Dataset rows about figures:
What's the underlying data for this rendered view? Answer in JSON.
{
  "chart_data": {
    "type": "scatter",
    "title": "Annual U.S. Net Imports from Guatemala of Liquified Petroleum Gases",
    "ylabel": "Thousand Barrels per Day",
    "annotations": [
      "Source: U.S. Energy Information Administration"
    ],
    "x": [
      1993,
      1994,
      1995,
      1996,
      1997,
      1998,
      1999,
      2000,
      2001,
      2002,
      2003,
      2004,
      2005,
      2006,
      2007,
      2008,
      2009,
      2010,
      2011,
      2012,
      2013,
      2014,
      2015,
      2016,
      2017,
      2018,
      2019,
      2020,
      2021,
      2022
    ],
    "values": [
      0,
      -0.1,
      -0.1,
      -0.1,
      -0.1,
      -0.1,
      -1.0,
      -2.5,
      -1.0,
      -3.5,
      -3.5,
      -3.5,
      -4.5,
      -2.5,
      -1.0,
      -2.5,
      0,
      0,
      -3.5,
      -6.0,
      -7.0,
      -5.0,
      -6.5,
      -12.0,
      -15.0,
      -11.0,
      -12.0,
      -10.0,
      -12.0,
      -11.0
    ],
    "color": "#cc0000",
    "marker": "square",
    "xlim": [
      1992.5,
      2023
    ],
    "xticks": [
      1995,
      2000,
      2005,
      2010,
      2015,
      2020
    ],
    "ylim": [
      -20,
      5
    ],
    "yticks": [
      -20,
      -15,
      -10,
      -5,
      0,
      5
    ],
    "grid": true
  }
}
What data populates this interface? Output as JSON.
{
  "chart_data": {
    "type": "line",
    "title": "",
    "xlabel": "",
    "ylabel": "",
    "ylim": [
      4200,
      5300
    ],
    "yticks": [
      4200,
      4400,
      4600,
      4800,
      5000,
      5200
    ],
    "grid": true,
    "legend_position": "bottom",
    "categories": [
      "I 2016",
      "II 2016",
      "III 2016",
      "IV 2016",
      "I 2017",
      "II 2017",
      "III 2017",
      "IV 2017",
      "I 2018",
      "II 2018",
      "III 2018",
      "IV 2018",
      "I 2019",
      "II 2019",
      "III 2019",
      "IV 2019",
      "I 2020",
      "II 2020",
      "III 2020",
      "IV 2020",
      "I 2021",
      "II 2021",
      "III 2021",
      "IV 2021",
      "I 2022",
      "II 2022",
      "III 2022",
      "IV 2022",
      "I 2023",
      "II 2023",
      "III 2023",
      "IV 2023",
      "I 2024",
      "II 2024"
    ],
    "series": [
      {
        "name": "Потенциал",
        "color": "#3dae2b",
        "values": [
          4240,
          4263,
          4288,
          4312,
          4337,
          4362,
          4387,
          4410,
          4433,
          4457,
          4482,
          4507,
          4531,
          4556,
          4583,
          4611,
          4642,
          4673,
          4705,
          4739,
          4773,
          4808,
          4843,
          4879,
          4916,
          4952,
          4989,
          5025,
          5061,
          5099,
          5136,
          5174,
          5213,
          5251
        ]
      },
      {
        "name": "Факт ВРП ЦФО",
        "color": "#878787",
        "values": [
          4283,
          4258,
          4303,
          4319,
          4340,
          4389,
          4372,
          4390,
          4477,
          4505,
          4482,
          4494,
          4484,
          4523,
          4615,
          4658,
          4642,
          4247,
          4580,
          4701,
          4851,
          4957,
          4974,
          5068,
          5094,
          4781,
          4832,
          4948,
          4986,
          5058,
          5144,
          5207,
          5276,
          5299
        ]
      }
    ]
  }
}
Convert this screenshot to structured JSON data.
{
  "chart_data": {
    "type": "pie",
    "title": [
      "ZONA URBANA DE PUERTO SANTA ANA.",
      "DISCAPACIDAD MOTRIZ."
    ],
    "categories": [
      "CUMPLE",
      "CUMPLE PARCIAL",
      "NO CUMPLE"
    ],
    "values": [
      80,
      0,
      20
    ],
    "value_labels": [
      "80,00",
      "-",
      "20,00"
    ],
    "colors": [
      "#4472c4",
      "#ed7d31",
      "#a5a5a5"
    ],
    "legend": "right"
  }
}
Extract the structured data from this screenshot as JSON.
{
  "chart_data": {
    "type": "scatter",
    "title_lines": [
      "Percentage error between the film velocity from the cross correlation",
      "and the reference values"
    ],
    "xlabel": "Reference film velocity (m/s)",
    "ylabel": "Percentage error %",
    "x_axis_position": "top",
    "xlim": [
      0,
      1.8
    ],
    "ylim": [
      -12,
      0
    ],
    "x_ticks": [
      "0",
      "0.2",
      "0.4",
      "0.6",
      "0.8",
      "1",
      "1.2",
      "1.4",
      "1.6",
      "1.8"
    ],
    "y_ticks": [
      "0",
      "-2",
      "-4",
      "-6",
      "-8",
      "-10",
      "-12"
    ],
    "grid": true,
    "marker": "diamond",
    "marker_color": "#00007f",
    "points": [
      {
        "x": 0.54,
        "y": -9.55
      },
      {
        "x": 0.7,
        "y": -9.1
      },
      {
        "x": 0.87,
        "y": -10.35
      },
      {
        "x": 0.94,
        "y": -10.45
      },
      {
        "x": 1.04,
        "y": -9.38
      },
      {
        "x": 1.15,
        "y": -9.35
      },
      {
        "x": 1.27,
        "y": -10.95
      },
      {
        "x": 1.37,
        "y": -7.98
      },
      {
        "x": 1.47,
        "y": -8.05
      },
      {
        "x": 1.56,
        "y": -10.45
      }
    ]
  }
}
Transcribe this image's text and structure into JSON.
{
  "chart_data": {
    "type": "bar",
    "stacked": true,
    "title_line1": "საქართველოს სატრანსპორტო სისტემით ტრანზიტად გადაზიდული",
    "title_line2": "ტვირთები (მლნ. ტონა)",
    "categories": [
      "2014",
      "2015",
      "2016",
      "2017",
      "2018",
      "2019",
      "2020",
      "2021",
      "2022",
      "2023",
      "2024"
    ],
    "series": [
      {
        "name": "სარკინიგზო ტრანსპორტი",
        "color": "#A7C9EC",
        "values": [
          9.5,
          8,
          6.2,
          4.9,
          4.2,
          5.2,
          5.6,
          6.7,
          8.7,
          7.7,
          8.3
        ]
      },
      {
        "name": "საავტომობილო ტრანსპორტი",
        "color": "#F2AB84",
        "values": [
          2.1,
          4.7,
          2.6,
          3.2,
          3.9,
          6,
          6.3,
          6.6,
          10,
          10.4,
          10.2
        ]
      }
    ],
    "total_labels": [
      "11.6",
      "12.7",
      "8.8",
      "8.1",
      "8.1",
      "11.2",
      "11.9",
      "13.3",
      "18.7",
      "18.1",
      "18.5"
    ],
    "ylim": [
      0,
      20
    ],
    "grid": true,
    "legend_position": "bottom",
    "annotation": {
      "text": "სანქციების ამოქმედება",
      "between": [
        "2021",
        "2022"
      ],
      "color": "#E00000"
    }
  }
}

Requirements:
Above are some records; extract every one of them exactly.

Task result:
What's the underlying data for this rendered view? Answer in JSON.
{
  "chart_data": {
    "type": "scatter",
    "title": "Annual U.S. Net Imports from Guatemala of Liquified Petroleum Gases",
    "ylabel": "Thousand Barrels per Day",
    "annotations": [
      "Source: U.S. Energy Information Administration"
    ],
    "x": [
      1993,
      1994,
      1995,
      1996,
      1997,
      1998,
      1999,
      2000,
      2001,
      2002,
      2003,
      2004,
      2005,
      2006,
      2007,
      2008,
      2009,
      2010,
      2011,
      2012,
      2013,
      2014,
      2015,
      2016,
      2017,
      2018,
      2019,
      2020,
      2021,
      2022
    ],
    "values": [
      0,
      -0.1,
      -0.1,
      -0.1,
      -0.1,
      -0.1,
      -1.0,
      -2.5,
      -1.0,
      -3.5,
      -3.5,
      -3.5,
      -4.5,
      -2.5,
      -1.0,
      -2.5,
      0,
      0,
      -3.5,
      -6.0,
      -7.0,
      -5.0,
      -6.5,
      -12.0,
      -15.0,
      -11.0,
      -12.0,
      -10.0,
      -12.0,
      -11.0
    ],
    "color": "#cc0000",
    "marker": "square",
    "xlim": [
      1992.5,
      2023
    ],
    "xticks": [
      1995,
      2000,
      2005,
      2010,
      2015,
      2020
    ],
    "ylim": [
      -20,
      5
    ],
    "yticks": [
      -20,
      -15,
      -10,
      -5,
      0,
      5
    ],
    "grid": true
  }
}
What data populates this interface? Output as JSON.
{
  "chart_data": {
    "type": "line",
    "title": "",
    "xlabel": "",
    "ylabel": "",
    "ylim": [
      4200,
      5300
    ],
    "yticks": [
      4200,
      4400,
      4600,
      4800,
      5000,
      5200
    ],
    "grid": true,
    "legend_position": "bottom",
    "categories": [
      "I 2016",
      "II 2016",
      "III 2016",
      "IV 2016",
      "I 2017",
      "II 2017",
      "III 2017",
      "IV 2017",
      "I 2018",
      "II 2018",
      "III 2018",
      "IV 2018",
      "I 2019",
      "II 2019",
      "III 2019",
      "IV 2019",
      "I 2020",
      "II 2020",
      "III 2020",
      "IV 2020",
      "I 2021",
      "II 2021",
      "III 2021",
      "IV 2021",
      "I 2022",
      "II 2022",
      "III 2022",
      "IV 2022",
      "I 2023",
      "II 2023",
      "III 2023",
      "IV 2023",
      "I 2024",
      "II 2024"
    ],
    "series": [
      {
        "name": "Потенциал",
        "color": "#3dae2b",
        "values": [
          4240,
          4263,
          4288,
          4312,
          4337,
          4362,
          4387,
          4410,
          4433,
          4457,
          4482,
          4507,
          4531,
          4556,
          4583,
          4611,
          4642,
          4673,
          4705,
          4739,
          4773,
          4808,
          4843,
          4879,
          4916,
          4952,
          4989,
          5025,
          5061,
          5099,
          5136,
          5174,
          5213,
          5251
        ]
      },
      {
        "name": "Факт ВРП ЦФО",
        "color": "#878787",
        "values": [
          4283,
          4258,
          4303,
          4319,
          4340,
          4389,
          4372,
          4390,
          4477,
          4505,
          4482,
          4494,
          4484,
          4523,
          4615,
          4658,
          4642,
          4247,
          4580,
          4701,
          4851,
          4957,
          4974,
          5068,
          5094,
          4781,
          4832,
          4948,
          4986,
          5058,
          5144,
          5207,
          5276,
          5299
        ]
      }
    ]
  }
}
Convert this screenshot to structured JSON data.
{
  "chart_data": {
    "type": "pie",
    "title": [
      "ZONA URBANA DE PUERTO SANTA ANA.",
      "DISCAPACIDAD MOTRIZ."
    ],
    "categories": [
      "CUMPLE",
      "CUMPLE PARCIAL",
      "NO CUMPLE"
    ],
    "values": [
      80,
      0,
      20
    ],
    "value_labels": [
      "80,00",
      "-",
      "20,00"
    ],
    "colors": [
      "#4472c4",
      "#ed7d31",
      "#a5a5a5"
    ],
    "legend": "right"
  }
}
Extract the structured data from this screenshot as JSON.
{
  "chart_data": {
    "type": "scatter",
    "title_lines": [
      "Percentage error between the film velocity from the cross correlation",
      "and the reference values"
    ],
    "xlabel": "Reference film velocity (m/s)",
    "ylabel": "Percentage error %",
    "x_axis_position": "top",
    "xlim": [
      0,
      1.8
    ],
    "ylim": [
      -12,
      0
    ],
    "x_ticks": [
      "0",
      "0.2",
      "0.4",
      "0.6",
      "0.8",
      "1",
      "1.2",
      "1.4",
      "1.6",
      "1.8"
    ],
    "y_ticks": [
      "0",
      "-2",
      "-4",
      "-6",
      "-8",
      "-10",
      "-12"
    ],
    "grid": true,
    "marker": "diamond",
    "marker_color": "#00007f",
    "points": [
      {
        "x": 0.54,
        "y": -9.55
      },
      {
        "x": 0.7,
        "y": -9.1
      },
      {
        "x": 0.87,
        "y": -10.35
      },
      {
        "x": 0.94,
        "y": -10.45
      },
      {
        "x": 1.04,
        "y": -9.38
      },
      {
        "x": 1.15,
        "y": -9.35
      },
      {
        "x": 1.27,
        "y": -10.95
      },
      {
        "x": 1.37,
        "y": -7.98
      },
      {
        "x": 1.47,
        "y": -8.05
      },
      {
        "x": 1.56,
        "y": -10.45
      }
    ]
  }
}
Transcribe this image's text and structure into JSON.
{
  "chart_data": {
    "type": "bar",
    "stacked": true,
    "title_line1": "საქართველოს სატრანსპორტო სისტემით ტრანზიტად გადაზიდული",
    "title_line2": "ტვირთები (მლნ. ტონა)",
    "categories": [
      "2014",
      "2015",
      "2016",
      "2017",
      "2018",
      "2019",
      "2020",
      "2021",
      "2022",
      "2023",
      "2024"
    ],
    "series": [
      {
        "name": "სარკინიგზო ტრანსპორტი",
        "color": "#A7C9EC",
        "values": [
          9.5,
          8,
          6.2,
          4.9,
          4.2,
          5.2,
          5.6,
          6.7,
          8.7,
          7.7,
          8.3
        ]
      },
      {
        "name": "საავტომობილო ტრანსპორტი",
        "color": "#F2AB84",
        "values": [
          2.1,
          4.7,
          2.6,
          3.2,
          3.9,
          6,
          6.3,
          6.6,
          10,
          10.4,
          10.2
        ]
      }
    ],
    "total_labels": [
      "11.6",
      "12.7",
      "8.8",
      "8.1",
      "8.1",
      "11.2",
      "11.9",
      "13.3",
      "18.7",
      "18.1",
      "18.5"
    ],
    "ylim": [
      0,
      20
    ],
    "grid": true,
    "legend_position": "bottom",
    "annotation": {
      "text": "სანქციების ამოქმედება",
      "between": [
        "2021",
        "2022"
      ],
      "color": "#E00000"
    }
  }
}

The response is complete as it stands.